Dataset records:
··········

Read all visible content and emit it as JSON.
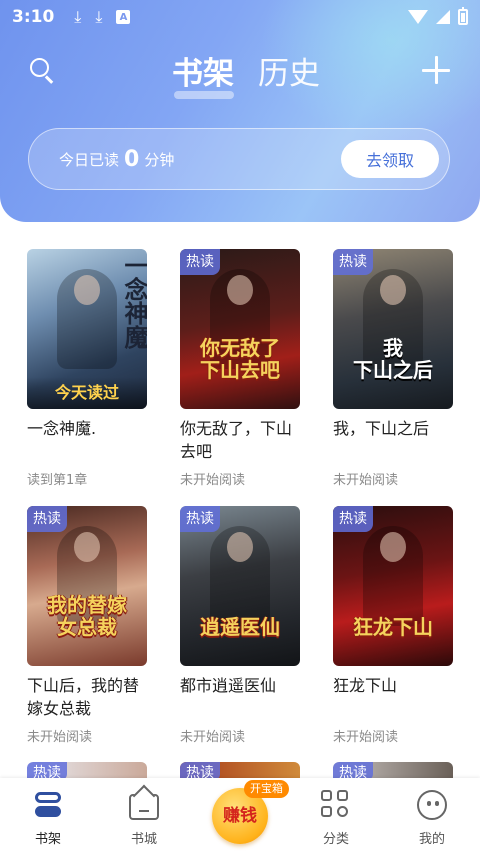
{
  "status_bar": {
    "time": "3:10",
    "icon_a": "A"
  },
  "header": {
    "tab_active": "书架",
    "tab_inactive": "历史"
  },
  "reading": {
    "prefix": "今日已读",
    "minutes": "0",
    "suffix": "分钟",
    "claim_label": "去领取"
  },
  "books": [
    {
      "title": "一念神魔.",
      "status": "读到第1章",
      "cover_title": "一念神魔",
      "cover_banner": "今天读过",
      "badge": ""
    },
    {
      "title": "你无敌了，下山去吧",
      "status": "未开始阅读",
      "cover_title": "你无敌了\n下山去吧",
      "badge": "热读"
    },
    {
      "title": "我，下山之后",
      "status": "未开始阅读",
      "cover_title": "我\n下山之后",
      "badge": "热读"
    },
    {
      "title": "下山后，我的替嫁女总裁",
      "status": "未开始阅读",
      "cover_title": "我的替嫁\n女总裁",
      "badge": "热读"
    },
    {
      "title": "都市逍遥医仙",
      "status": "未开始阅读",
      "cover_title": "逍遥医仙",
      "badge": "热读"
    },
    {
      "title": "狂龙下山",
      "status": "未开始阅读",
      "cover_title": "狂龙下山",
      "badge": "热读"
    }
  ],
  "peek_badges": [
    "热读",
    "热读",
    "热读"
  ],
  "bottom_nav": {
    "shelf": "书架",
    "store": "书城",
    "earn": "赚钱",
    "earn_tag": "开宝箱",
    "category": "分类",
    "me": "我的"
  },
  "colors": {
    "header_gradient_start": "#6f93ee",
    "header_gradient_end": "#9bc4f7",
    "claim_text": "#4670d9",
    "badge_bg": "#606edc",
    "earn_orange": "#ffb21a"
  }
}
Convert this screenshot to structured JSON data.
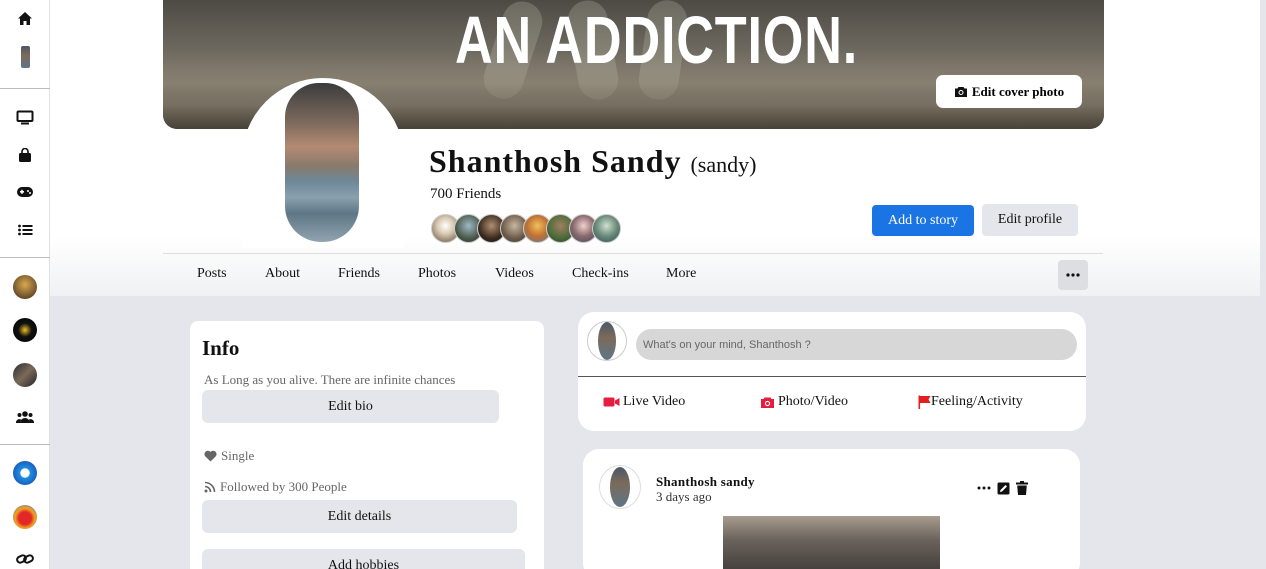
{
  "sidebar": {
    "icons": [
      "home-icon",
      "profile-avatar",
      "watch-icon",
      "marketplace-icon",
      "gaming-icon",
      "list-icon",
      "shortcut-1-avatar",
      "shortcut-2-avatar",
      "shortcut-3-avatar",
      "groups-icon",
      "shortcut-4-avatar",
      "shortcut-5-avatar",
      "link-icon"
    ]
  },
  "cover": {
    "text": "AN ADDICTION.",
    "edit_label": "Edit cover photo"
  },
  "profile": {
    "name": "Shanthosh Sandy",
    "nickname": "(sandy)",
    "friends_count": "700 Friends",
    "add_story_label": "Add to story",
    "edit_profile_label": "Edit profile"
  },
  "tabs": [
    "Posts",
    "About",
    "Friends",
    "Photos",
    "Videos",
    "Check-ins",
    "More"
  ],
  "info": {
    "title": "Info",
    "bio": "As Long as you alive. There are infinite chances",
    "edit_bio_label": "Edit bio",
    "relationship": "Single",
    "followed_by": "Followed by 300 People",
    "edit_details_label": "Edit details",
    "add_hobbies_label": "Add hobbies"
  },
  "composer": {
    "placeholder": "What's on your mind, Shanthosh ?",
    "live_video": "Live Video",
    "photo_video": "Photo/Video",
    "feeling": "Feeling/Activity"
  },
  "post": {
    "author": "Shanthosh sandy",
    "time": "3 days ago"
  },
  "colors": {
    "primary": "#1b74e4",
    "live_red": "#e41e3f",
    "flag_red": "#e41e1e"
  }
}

··········

[The exercise] Without the pictures, extract every entry verbatim.

[Response]
Read all visible content and emit it as JSON.
{
  "status_bar": {
    "time": "3:10",
    "icon_a": "A"
  },
  "header": {
    "tab_active": "书架",
    "tab_inactive": "历史"
  },
  "reading": {
    "prefix": "今日已读",
    "minutes": "0",
    "suffix": "分钟",
    "claim_label": "去领取"
  },
  "books": [
    {
      "title": "一念神魔.",
      "status": "读到第1章",
      "cover_title": "一念神魔",
      "cover_banner": "今天读过",
      "badge": ""
    },
    {
      "title": "你无敌了，下山去吧",
      "status": "未开始阅读",
      "cover_title": "你无敌了\n下山去吧",
      "badge": "热读"
    },
    {
      "title": "我，下山之后",
      "status": "未开始阅读",
      "cover_title": "我\n下山之后",
      "badge": "热读"
    },
    {
      "title": "下山后，我的替嫁女总裁",
      "status": "未开始阅读",
      "cover_title": "我的替嫁\n女总裁",
      "badge": "热读"
    },
    {
      "title": "都市逍遥医仙",
      "status": "未开始阅读",
      "cover_title": "逍遥医仙",
      "badge": "热读"
    },
    {
      "title": "狂龙下山",
      "status": "未开始阅读",
      "cover_title": "狂龙下山",
      "badge": "热读"
    }
  ],
  "peek_badges": [
    "热读",
    "热读",
    "热读"
  ],
  "bottom_nav": {
    "shelf": "书架",
    "store": "书城",
    "earn": "赚钱",
    "earn_tag": "开宝箱",
    "category": "分类",
    "me": "我的"
  },
  "colors": {
    "header_gradient_start": "#6f93ee",
    "header_gradient_end": "#9bc4f7",
    "claim_text": "#4670d9",
    "badge_bg": "#606edc",
    "earn_orange": "#ffb21a"
  }
}
Convert this screenshot to structured JSON data.
{
  "sidebar": {
    "icons": [
      "home-icon",
      "profile-avatar",
      "watch-icon",
      "marketplace-icon",
      "gaming-icon",
      "list-icon",
      "shortcut-1-avatar",
      "shortcut-2-avatar",
      "shortcut-3-avatar",
      "groups-icon",
      "shortcut-4-avatar",
      "shortcut-5-avatar",
      "link-icon"
    ]
  },
  "cover": {
    "text": "AN ADDICTION.",
    "edit_label": "Edit cover photo"
  },
  "profile": {
    "name": "Shanthosh Sandy",
    "nickname": "(sandy)",
    "friends_count": "700 Friends",
    "add_story_label": "Add to story",
    "edit_profile_label": "Edit profile"
  },
  "tabs": [
    "Posts",
    "About",
    "Friends",
    "Photos",
    "Videos",
    "Check-ins",
    "More"
  ],
  "info": {
    "title": "Info",
    "bio": "As Long as you alive. There are infinite chances",
    "edit_bio_label": "Edit bio",
    "relationship": "Single",
    "followed_by": "Followed by 300 People",
    "edit_details_label": "Edit details",
    "add_hobbies_label": "Add hobbies"
  },
  "composer": {
    "placeholder": "What's on your mind, Shanthosh ?",
    "live_video": "Live Video",
    "photo_video": "Photo/Video",
    "feeling": "Feeling/Activity"
  },
  "post": {
    "author": "Shanthosh sandy",
    "time": "3 days ago"
  },
  "colors": {
    "primary": "#1b74e4",
    "live_red": "#e41e3f",
    "flag_red": "#e41e1e"
  }
}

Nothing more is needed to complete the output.